To be done:
Keep only the lines of the listing that include the word "identify", and copy them.

Stored entries:
(begin)
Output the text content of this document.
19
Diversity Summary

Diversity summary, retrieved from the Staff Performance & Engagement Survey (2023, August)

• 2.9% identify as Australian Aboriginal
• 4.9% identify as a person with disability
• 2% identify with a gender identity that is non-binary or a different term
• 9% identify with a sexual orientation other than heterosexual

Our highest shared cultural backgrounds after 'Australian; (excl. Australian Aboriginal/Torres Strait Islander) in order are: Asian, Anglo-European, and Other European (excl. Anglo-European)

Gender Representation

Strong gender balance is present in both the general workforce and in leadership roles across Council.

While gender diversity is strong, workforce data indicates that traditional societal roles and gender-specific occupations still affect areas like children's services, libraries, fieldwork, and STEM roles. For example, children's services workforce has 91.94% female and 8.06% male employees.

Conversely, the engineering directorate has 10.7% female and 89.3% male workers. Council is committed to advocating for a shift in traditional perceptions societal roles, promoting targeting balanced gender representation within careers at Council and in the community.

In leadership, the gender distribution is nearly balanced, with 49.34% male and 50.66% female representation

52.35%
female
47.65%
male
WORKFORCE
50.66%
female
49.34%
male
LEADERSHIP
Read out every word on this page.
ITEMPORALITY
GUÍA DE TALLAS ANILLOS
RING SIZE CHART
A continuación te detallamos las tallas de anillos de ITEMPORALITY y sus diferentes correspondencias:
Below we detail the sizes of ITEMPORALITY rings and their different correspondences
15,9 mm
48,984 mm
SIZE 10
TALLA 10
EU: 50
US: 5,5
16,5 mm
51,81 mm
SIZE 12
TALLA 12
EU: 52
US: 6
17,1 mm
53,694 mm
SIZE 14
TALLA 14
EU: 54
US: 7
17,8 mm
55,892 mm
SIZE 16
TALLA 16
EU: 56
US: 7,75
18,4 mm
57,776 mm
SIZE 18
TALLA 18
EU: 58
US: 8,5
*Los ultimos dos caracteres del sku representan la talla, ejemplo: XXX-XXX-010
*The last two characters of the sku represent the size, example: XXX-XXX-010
(end)
Worked answer:
• 2.9% identify as Australian Aboriginal
• 4.9% identify as a person with disability
• 2% identify with a gender identity that is non-binary or a different term
• 9% identify with a sexual orientation other than heterosexual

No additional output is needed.